── INFORMATION PROVIDED ──

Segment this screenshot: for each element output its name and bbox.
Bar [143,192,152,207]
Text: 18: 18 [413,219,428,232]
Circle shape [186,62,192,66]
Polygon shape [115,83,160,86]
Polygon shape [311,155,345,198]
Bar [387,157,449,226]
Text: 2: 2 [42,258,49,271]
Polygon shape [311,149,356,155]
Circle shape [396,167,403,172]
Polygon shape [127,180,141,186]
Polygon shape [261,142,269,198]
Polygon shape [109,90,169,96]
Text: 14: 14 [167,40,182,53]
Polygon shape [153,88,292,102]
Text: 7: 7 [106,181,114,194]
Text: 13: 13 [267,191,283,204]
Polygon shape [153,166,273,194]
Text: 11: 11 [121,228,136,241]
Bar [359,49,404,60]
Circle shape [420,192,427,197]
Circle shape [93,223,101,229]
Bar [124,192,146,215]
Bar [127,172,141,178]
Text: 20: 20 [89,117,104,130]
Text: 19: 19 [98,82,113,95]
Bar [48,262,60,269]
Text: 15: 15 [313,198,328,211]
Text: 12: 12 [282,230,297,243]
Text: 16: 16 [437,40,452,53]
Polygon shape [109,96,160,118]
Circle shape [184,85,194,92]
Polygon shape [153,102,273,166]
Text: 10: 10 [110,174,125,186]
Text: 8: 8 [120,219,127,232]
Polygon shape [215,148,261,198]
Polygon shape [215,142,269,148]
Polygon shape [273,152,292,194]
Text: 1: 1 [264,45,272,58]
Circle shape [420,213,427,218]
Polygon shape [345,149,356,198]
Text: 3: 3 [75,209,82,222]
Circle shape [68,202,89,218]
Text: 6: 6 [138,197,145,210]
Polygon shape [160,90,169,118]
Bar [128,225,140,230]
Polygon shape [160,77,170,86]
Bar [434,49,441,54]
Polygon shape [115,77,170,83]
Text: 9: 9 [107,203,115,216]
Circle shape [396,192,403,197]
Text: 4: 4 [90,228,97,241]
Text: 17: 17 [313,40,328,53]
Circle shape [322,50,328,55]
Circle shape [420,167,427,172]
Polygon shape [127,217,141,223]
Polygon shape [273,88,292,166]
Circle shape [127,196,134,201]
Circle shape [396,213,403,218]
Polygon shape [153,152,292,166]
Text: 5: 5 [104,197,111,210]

───

WHAT IS NEEDED
Copy all the stored entries above word for word, keeping every line unchanged.

REPLY TO THE EXERCISE
Segment this screenshot: for each element output its name and bbox.
Bar [143,192,152,207]
Text: 18: 18 [413,219,428,232]
Circle shape [186,62,192,66]
Polygon shape [115,83,160,86]
Polygon shape [311,155,345,198]
Bar [387,157,449,226]
Text: 2: 2 [42,258,49,271]
Polygon shape [311,149,356,155]
Circle shape [396,167,403,172]
Polygon shape [127,180,141,186]
Polygon shape [261,142,269,198]
Polygon shape [109,90,169,96]
Text: 14: 14 [167,40,182,53]
Polygon shape [153,88,292,102]
Text: 7: 7 [106,181,114,194]
Text: 13: 13 [267,191,283,204]
Polygon shape [153,166,273,194]
Text: 11: 11 [121,228,136,241]
Bar [359,49,404,60]
Circle shape [420,192,427,197]
Circle shape [93,223,101,229]
Bar [124,192,146,215]
Bar [127,172,141,178]
Text: 20: 20 [89,117,104,130]
Text: 19: 19 [98,82,113,95]
Bar [48,262,60,269]
Text: 15: 15 [313,198,328,211]
Text: 12: 12 [282,230,297,243]
Text: 16: 16 [437,40,452,53]
Polygon shape [109,96,160,118]
Circle shape [184,85,194,92]
Polygon shape [153,102,273,166]
Text: 10: 10 [110,174,125,186]
Text: 8: 8 [120,219,127,232]
Polygon shape [215,148,261,198]
Polygon shape [215,142,269,148]
Polygon shape [273,152,292,194]
Text: 1: 1 [264,45,272,58]
Circle shape [420,213,427,218]
Polygon shape [345,149,356,198]
Text: 3: 3 [75,209,82,222]
Circle shape [68,202,89,218]
Text: 6: 6 [138,197,145,210]
Polygon shape [160,90,169,118]
Bar [128,225,140,230]
Polygon shape [160,77,170,86]
Bar [434,49,441,54]
Polygon shape [115,77,170,83]
Text: 9: 9 [107,203,115,216]
Circle shape [396,192,403,197]
Text: 4: 4 [90,228,97,241]
Text: 17: 17 [313,40,328,53]
Circle shape [322,50,328,55]
Circle shape [420,167,427,172]
Polygon shape [127,217,141,223]
Polygon shape [273,88,292,166]
Circle shape [127,196,134,201]
Circle shape [396,213,403,218]
Polygon shape [153,152,292,166]
Text: 5: 5 [104,197,111,210]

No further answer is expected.